Collection entries:
· · ·
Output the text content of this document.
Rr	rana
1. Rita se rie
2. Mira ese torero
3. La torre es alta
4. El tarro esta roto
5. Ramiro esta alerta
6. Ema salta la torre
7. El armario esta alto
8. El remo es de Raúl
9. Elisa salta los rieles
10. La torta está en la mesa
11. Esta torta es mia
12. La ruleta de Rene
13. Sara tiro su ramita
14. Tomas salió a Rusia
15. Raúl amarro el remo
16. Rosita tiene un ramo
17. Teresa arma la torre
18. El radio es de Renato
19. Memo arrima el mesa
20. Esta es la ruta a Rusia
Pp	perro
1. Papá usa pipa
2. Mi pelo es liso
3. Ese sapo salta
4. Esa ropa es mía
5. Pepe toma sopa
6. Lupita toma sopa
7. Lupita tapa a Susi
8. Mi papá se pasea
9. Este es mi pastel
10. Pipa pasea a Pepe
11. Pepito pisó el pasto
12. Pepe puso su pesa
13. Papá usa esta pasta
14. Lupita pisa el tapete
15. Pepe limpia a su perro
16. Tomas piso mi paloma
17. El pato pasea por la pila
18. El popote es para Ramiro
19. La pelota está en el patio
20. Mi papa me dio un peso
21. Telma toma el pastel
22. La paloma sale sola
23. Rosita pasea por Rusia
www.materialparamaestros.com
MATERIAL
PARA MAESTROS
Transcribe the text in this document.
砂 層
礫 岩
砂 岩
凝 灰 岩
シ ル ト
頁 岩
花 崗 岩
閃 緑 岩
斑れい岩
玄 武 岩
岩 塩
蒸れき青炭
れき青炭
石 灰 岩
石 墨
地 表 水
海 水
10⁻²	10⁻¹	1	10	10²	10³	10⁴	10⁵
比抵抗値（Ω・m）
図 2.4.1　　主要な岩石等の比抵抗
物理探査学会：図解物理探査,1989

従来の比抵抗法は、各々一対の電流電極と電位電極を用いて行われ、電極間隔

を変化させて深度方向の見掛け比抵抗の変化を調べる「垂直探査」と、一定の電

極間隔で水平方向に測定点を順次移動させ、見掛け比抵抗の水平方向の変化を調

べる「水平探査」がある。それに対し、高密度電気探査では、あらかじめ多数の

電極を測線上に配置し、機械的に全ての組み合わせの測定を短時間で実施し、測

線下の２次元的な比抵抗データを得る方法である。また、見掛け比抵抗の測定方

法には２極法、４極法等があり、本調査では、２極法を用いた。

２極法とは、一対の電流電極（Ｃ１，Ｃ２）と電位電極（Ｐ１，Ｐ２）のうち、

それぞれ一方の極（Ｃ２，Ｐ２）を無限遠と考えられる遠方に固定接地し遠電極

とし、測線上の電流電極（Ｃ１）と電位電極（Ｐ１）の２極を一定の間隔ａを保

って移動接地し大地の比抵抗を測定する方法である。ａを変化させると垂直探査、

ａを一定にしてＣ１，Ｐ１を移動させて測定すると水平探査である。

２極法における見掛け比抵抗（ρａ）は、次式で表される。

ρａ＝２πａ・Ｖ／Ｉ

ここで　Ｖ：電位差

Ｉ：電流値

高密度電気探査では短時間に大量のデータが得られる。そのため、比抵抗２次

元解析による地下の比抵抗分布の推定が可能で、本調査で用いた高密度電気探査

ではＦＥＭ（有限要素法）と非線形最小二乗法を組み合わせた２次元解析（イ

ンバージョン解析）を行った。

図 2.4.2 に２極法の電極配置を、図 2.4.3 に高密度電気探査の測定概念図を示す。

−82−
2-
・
· · ·
# Task to carry out:
Look for lines containing the string "mesa" and copy them all.

# Task result:
10. La torta está en la mesa
19. Memo arrima el mesa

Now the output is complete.